**AIM**
Return, word for word, only the lines from the one containing "Transcribe the text in this document." through the last line of the entries.

[Data records]
[start]

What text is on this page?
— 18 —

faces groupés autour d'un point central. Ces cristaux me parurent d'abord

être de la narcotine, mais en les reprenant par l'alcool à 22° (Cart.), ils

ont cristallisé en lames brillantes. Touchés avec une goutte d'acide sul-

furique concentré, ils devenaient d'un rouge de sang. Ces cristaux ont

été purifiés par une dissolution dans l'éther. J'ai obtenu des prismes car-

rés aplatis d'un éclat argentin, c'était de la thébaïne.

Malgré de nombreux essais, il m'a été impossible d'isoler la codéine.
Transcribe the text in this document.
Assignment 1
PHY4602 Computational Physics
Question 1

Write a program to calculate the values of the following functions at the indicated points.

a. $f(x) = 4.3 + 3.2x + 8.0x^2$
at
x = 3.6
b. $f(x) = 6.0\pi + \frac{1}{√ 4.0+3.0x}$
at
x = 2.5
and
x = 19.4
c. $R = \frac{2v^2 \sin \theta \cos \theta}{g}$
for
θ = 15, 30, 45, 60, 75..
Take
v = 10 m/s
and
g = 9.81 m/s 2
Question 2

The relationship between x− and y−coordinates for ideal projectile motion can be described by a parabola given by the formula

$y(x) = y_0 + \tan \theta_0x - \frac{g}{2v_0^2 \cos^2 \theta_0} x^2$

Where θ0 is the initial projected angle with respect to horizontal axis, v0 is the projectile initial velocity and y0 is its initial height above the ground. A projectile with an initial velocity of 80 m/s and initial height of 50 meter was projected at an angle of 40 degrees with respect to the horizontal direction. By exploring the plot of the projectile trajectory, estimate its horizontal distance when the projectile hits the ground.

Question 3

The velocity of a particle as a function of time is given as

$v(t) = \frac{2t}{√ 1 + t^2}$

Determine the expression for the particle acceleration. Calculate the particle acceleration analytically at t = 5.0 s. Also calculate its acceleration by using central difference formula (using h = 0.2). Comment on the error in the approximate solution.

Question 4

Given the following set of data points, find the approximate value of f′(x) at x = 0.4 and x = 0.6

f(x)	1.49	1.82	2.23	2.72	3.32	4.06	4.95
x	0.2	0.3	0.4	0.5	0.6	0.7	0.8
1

[end]

**THE RESULT**
Transcribe the text in this document.
Assignment 1
PHY4602 Computational Physics
Question 1

Write a program to calculate the values of the following functions at the indicated points.

a. $f(x) = 4.3 + 3.2x + 8.0x^2$
at
x = 3.6
b. $f(x) = 6.0\pi + \frac{1}{√ 4.0+3.0x}$
at
x = 2.5
and
x = 19.4
c. $R = \frac{2v^2 \sin \theta \cos \theta}{g}$
for
θ = 15, 30, 45, 60, 75..
Take
v = 10 m/s
and
g = 9.81 m/s 2
Question 2

The relationship between x− and y−coordinates for ideal projectile motion can be described by a parabola given by the formula

$y(x) = y_0 + \tan \theta_0x - \frac{g}{2v_0^2 \cos^2 \theta_0} x^2$

Where θ0 is the initial projected angle with respect to horizontal axis, v0 is the projectile initial velocity and y0 is its initial height above the ground. A projectile with an initial velocity of 80 m/s and initial height of 50 meter was projected at an angle of 40 degrees with respect to the horizontal direction. By exploring the plot of the projectile trajectory, estimate its horizontal distance when the projectile hits the ground.

Question 3

The velocity of a particle as a function of time is given as

$v(t) = \frac{2t}{√ 1 + t^2}$

Determine the expression for the particle acceleration. Calculate the particle acceleration analytically at t = 5.0 s. Also calculate its acceleration by using central difference formula (using h = 0.2). Comment on the error in the approximate solution.

Question 4

Given the following set of data points, find the approximate value of f′(x) at x = 0.4 and x = 0.6

f(x)	1.49	1.82	2.23	2.72	3.32	4.06	4.95
x	0.2	0.3	0.4	0.5	0.6	0.7	0.8
1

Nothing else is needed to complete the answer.